__To be done__
1. In the car audio install thread, what did the poster remove to free up space for the SSI and DSP?
2. Carry on the car audio install thread from the point where it stops.

Hey everyone - I haven't done an install in over 10 years, but thought I'd give it a go in my new ride! 

It is a really simple install compared to some of the builds here, but it sounds great and is mostly hidden...

I kept the factory Stereo / Nav / Rear Entertainment system for many reasons, but one main one is the Sync stuff from Microsoft - I love it! 

Here is my list of things I installed:
JL Audio CleanSweep CL-SSI - Signal Summing Interface
JL Audio CleanSweep CL-441dsp - Digital Signal Processor
JL Audio HD900/5 - Middle / Rear / Sub Amp
JL Audio HD600/4 - Bridged - Front Amp
JL Audio ZR570-CSi - Front Speakers
JL Audio ZR570-CSi - Middle Speakers
JL Audio ZR650-CSi - Rear Speakers
JL Audio CVS112RG-W6v2 - Subwoofer

I also used JL's battery blocks, fuse blocks, cable, etc... 
I Wanted to keep it all the same, made it nice and easy!


----------



## KMC123 (Jun 9, 2010)

Some more pics:











The rear speakers were the hardest - Nothing existed there before, so I had to cut the holes in the trim and the metal behind it. You can see I removed the factory sub / enclosure and used the space for the SSI and DSP, as well as the Amps and the rear crossovers.


----------



## KMC123 (Jun 9, 2010)

Some closer looks at the use of space:


----------



## KMC123 (Jun 9, 2010)

Some of what it looks like now:
Rear:

































Doors:
Front: (You can only see the tweeters on the dash)









Middle Row: (You can only see the tweeters on the doors)









Battery connection:

















Volume, Sub Level Knobs and Status Indicator:









Subwoofer:


----------



## elparner (Oct 20, 2007)

great install, i love how stealth it is, is that box secured?


----------



## KMC123 (Jun 9, 2010)

elparner said:


> great install, i love how stealth it is, is that box secured?


Thanks!

The sub is not secured - It is directly up against the 3rd row seat, and only has about 4" of space between the grille and the back.

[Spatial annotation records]
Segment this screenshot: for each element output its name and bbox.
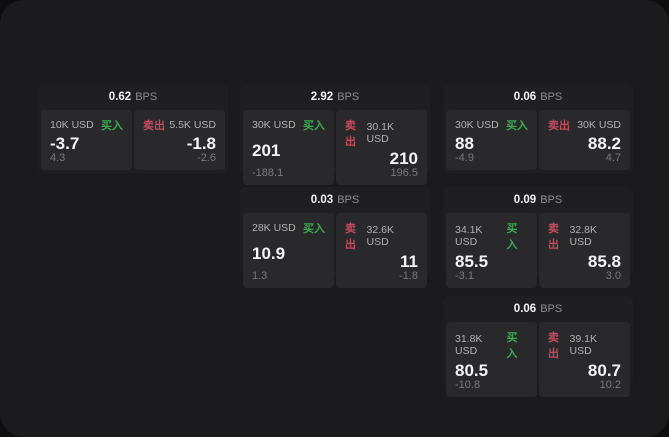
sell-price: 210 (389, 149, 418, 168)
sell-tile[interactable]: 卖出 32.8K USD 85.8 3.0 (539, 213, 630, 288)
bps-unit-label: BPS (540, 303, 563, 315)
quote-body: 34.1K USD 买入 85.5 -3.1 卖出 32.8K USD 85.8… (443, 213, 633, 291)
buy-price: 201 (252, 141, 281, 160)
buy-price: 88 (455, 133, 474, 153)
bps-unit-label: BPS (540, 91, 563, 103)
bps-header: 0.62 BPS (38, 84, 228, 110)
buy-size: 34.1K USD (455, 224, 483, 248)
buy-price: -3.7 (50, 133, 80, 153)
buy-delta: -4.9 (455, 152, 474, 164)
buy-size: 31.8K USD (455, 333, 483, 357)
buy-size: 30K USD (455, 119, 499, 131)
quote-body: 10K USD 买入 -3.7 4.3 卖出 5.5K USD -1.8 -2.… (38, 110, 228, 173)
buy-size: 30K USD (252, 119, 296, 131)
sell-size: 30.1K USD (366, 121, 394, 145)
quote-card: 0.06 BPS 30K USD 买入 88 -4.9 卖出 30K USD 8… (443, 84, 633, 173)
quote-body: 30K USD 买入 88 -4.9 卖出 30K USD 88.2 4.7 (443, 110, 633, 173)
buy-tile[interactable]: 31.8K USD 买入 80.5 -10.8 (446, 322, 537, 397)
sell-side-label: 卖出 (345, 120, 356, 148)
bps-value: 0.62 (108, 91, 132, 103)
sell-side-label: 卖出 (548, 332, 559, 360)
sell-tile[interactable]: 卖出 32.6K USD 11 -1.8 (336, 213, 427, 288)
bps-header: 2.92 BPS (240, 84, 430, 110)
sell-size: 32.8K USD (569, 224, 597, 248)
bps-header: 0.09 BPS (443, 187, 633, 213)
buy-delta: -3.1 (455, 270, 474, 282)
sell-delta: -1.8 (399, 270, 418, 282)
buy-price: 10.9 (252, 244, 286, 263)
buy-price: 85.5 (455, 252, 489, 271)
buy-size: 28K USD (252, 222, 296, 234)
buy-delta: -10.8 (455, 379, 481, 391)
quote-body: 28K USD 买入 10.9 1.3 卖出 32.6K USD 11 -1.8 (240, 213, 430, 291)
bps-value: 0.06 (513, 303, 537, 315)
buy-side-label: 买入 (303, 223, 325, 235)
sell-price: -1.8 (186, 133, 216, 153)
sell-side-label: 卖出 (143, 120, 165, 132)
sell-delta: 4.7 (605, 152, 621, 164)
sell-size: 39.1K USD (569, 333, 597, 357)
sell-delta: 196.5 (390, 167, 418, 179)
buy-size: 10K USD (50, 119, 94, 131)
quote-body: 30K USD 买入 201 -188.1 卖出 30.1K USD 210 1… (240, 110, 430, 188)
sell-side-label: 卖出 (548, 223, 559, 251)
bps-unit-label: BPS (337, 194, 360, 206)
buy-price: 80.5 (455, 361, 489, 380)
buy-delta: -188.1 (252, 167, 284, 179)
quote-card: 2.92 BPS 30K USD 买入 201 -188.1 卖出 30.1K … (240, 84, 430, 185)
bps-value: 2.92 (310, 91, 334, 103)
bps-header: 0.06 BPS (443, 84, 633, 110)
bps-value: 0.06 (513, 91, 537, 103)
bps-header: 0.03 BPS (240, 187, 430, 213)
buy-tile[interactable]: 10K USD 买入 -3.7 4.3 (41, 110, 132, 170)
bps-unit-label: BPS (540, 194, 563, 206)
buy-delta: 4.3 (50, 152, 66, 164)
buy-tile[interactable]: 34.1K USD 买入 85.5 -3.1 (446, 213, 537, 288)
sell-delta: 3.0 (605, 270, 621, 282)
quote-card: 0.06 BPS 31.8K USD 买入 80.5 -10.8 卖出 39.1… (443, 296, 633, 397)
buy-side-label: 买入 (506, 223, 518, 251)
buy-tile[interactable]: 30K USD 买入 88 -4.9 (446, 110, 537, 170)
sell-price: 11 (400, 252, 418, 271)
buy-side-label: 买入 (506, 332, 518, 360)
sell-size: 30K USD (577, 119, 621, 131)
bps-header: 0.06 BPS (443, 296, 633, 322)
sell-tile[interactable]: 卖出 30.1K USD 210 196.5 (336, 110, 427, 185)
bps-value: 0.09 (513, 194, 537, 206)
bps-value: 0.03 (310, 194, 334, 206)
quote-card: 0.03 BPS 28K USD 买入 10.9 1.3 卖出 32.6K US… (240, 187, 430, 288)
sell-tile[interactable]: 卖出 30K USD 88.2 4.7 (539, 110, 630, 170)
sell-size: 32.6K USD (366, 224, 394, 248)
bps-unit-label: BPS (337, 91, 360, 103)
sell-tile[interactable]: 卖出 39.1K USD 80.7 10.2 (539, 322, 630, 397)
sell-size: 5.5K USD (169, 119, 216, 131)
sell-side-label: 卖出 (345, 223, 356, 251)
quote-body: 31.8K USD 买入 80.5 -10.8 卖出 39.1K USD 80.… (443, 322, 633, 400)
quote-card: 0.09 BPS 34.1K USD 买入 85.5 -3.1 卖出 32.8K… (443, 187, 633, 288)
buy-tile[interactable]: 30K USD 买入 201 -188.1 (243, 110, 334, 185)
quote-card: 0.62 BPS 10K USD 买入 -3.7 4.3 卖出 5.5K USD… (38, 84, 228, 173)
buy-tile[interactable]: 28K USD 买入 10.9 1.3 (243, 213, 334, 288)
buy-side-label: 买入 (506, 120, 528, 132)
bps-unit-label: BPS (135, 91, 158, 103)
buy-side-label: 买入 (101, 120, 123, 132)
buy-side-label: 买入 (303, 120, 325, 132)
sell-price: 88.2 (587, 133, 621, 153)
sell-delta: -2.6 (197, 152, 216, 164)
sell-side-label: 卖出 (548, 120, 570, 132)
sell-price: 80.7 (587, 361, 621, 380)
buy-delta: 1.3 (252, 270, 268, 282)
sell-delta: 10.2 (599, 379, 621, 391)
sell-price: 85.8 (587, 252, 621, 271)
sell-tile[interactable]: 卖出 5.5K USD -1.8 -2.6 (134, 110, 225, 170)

__Results by task__
1. The factory subwoofer and its enclosure.

2.
I would have purchased the "Stealthbox" sub from JL Audio, but the fine print says it only fits in the Expedition EL (Extended Length).

I almost bought it anyway and was thinking of slicing it up / fiberglassing it back together to fit, but then I would have had to relocate all that equipment!

It's always something


----------



## elparner (Oct 20, 2007)

KMC123 said:


> Thanks!
> 
> The sub is not secured - It is directly up against the 3rd row seat, and only has about 4" of space between the grille and the back.
> 
> ...


i think you made the best choice :thumbsup:


----------



## CarbonDetails (Sep 9, 2009)

Very nice clean install. How is that Microsoft Synch?


----------



## KMC123 (Jun 9, 2010)

CarbonDetails said:


> Very nice clean install. How is that Microsoft Synch?


It's AWESOME!!! It's the main reason I chose to keep the factory head unit!

I connects to you cell via Bluetooth and you have voice access to all of your contacts - you can say "call dave at home (or work or cell) and it does!

If you are in an accident, it calls 911 directly - no fee to OnStar, no middleman for payment and time lost to get help.

You can say "Play Artist AC/DC" and it will play all the AC/DC tracks on your USB stick, Zune, Ipod, etc...

It's got a HUGE hard drive to copy cd's to, EVERYTHING is voice activated, you don't have to touch the radio to go from USB to Phone, to Sat, to CD, etc... It just rocks!!!

You can say "I'm Hungry" and the nav system pops up and shows all nearby restaurants! Awesome stuff like that!!! It even e-mails you vehicle health reports!

There is a website called http://www.syncmyride.com that has training videos for Sync owners - they are short and to the point if you want to see more.


----------



## R1100S (Feb 12, 2008)

You have a great looking, and no doubt, great sounding system. 

Do yourself a favor though and put a few lag-bolts through your enclosure. 

Nobody likes a 10" sub + enclosure to the head in the event of an accident. 

Secure that sub. Your installation is only 99% until then.


----------



## van johnson112 (Nov 4, 2009)

wow.
The way there tucked away you would never know there was a system in there besides the tweets. Awesome job!


----------



## MTopper (Nov 4, 2009)

I'm very impressed with the simple setup you have. its a nice taste to see that i'm not the only person who isn't going for the complete custom setup. 

And, great choice on the JL audio equipment, i miss my 12w6v2 and 500/1


----------



## KMC123 (Jun 9, 2010)

Thanks guys!
I really appreciate the comments...
-Kev


----------



## ttocs388 (Jun 25, 2010)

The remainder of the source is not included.